### What the task requires
Below are the records. List every line holding the word "object".

(Records excerpted from a collection)
______________________________
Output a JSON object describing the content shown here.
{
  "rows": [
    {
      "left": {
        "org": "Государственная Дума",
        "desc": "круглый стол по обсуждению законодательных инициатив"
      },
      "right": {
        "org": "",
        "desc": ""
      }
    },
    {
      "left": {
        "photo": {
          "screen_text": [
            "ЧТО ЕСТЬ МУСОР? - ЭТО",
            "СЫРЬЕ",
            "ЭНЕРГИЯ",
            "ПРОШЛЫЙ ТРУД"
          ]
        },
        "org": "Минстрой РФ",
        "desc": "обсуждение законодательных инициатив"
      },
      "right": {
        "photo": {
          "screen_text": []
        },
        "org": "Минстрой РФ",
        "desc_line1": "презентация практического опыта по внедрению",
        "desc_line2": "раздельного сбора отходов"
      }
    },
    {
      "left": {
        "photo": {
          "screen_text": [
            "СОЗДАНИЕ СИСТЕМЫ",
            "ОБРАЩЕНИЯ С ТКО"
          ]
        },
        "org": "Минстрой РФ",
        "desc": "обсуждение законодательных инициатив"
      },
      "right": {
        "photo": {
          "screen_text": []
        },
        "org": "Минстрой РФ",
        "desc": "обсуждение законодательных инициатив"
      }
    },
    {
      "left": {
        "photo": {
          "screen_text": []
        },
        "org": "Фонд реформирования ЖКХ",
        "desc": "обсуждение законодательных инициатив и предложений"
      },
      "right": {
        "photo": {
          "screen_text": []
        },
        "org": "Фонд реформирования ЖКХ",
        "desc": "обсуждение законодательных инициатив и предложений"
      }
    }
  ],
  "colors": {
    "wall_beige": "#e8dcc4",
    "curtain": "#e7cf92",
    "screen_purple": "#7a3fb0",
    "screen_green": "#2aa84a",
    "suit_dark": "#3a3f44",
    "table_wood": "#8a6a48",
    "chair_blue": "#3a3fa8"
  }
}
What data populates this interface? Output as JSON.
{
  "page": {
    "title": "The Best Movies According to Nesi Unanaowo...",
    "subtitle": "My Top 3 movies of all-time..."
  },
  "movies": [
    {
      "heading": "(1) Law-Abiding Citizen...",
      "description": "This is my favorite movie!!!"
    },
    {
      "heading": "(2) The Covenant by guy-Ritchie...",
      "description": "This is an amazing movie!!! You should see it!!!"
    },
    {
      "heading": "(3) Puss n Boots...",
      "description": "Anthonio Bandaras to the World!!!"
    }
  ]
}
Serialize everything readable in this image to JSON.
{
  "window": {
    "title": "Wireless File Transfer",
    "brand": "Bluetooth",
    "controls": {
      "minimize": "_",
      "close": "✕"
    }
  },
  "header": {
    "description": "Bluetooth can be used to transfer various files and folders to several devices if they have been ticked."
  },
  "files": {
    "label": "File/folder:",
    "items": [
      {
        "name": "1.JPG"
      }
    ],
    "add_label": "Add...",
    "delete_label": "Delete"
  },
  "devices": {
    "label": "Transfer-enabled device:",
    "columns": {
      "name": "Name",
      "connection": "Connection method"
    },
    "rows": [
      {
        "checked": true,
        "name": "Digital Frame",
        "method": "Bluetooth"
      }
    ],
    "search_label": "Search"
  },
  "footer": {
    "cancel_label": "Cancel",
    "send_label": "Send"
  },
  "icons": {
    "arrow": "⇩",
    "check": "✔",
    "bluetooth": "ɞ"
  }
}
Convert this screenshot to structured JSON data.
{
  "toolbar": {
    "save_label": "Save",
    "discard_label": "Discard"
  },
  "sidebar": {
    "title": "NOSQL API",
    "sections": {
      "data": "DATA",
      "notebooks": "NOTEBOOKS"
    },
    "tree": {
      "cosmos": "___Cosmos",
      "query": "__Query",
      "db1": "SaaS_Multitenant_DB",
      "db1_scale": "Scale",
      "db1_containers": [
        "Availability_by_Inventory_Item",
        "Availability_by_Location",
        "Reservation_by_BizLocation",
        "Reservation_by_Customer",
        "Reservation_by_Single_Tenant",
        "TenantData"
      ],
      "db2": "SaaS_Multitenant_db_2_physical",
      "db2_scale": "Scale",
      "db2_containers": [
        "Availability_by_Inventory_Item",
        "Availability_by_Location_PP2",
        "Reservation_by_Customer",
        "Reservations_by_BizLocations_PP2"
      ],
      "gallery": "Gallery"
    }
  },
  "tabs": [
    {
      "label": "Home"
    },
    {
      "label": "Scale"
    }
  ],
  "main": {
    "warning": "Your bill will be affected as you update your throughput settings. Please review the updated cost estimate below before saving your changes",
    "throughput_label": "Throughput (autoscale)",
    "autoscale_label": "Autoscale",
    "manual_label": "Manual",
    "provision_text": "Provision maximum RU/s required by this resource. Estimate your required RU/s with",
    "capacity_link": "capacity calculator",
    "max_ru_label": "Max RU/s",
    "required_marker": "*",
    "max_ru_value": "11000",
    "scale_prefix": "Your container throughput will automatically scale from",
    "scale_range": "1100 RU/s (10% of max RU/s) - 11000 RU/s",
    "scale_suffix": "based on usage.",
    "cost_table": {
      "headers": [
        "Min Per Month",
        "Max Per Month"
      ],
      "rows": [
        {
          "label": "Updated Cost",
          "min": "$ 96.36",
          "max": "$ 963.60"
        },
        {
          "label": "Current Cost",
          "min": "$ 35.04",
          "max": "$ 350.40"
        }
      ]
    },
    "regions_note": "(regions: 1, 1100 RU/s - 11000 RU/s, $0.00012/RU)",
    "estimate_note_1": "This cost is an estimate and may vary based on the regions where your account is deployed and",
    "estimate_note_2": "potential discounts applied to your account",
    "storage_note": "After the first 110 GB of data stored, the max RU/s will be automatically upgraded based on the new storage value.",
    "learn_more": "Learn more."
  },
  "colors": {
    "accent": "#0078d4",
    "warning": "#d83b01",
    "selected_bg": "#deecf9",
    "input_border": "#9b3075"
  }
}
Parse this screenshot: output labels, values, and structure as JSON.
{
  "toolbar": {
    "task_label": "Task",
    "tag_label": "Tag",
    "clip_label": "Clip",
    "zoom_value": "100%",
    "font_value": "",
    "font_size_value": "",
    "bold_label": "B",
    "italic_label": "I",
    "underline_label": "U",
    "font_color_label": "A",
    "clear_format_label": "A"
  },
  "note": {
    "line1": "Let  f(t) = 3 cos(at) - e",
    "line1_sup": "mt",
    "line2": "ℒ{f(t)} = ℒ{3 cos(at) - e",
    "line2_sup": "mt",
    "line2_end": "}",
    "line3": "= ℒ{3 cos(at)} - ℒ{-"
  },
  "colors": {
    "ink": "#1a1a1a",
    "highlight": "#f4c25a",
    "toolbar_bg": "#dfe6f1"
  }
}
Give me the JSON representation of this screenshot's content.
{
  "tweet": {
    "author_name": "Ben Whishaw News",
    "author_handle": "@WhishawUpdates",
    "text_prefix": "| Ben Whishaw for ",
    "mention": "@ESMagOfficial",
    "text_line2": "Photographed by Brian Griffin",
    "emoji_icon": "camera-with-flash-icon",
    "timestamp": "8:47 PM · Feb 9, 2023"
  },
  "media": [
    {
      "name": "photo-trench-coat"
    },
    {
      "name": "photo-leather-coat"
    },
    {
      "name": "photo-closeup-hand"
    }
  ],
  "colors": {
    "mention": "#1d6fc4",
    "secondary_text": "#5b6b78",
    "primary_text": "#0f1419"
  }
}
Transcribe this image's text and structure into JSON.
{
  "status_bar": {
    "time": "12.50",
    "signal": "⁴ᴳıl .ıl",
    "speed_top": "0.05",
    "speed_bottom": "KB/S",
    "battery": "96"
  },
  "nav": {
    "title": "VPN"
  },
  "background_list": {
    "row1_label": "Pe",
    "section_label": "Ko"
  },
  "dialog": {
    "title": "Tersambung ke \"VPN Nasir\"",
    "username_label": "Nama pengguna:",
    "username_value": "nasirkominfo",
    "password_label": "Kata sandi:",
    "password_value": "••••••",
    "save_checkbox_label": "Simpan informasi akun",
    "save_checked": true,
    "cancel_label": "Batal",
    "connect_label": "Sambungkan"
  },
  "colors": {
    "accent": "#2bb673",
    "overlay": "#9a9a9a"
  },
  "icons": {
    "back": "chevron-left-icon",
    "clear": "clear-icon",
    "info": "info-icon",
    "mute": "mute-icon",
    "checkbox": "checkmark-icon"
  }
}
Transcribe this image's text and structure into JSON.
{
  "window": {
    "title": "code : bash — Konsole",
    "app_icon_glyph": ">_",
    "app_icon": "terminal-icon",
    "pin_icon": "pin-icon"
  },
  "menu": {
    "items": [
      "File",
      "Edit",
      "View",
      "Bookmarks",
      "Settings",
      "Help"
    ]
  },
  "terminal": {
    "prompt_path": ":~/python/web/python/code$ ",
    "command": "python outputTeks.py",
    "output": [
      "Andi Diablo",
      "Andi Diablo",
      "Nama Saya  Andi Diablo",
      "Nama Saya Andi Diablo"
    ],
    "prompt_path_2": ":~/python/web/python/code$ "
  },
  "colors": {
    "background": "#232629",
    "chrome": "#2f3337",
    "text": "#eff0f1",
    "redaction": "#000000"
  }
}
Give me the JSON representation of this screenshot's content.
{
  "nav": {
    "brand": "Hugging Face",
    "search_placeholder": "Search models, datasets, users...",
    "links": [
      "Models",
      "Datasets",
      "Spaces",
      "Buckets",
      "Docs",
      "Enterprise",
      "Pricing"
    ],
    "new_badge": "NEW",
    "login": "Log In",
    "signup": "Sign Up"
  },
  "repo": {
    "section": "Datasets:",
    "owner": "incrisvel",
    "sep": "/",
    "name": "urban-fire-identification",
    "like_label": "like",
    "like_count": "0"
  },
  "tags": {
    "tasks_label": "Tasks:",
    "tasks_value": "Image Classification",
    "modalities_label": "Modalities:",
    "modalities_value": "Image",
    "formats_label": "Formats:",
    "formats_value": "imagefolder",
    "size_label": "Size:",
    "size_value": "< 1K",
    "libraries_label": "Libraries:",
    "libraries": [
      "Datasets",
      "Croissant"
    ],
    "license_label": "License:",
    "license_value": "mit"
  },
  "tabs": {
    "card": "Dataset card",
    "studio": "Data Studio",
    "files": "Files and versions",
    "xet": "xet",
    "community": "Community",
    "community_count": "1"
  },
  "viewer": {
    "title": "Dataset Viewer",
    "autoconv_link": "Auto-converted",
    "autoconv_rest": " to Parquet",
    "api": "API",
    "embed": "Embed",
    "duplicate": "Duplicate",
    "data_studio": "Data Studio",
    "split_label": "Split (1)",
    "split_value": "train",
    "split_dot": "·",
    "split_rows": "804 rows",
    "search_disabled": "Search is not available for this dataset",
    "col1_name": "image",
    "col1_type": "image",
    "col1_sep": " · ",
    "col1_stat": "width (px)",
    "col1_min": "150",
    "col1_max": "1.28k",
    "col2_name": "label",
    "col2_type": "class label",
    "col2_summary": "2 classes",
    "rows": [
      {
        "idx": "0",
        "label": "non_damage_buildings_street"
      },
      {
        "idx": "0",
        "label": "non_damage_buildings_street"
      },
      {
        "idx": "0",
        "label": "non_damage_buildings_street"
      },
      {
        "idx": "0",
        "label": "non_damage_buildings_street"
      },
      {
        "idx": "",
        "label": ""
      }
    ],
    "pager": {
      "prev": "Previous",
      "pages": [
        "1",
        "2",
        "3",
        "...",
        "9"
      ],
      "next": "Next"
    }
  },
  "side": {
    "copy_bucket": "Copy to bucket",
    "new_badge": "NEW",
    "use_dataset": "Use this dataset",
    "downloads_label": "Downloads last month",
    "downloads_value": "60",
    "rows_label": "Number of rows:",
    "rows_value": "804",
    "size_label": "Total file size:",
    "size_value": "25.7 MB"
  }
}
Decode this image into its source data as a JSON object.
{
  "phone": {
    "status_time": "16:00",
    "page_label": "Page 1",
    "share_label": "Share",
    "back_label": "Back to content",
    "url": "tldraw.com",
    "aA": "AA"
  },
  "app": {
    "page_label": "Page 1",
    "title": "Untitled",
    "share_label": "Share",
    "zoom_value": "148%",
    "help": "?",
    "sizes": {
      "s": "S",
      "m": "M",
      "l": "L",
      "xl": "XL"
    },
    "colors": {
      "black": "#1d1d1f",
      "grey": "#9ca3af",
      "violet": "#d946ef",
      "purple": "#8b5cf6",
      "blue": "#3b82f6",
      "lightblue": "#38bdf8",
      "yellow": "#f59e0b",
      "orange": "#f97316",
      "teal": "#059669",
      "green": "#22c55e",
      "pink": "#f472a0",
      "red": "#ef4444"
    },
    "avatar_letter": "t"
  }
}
______________________________
### Solved problem
Output a JSON object describing the content shown here.
Decode this image into its source data as a JSON object.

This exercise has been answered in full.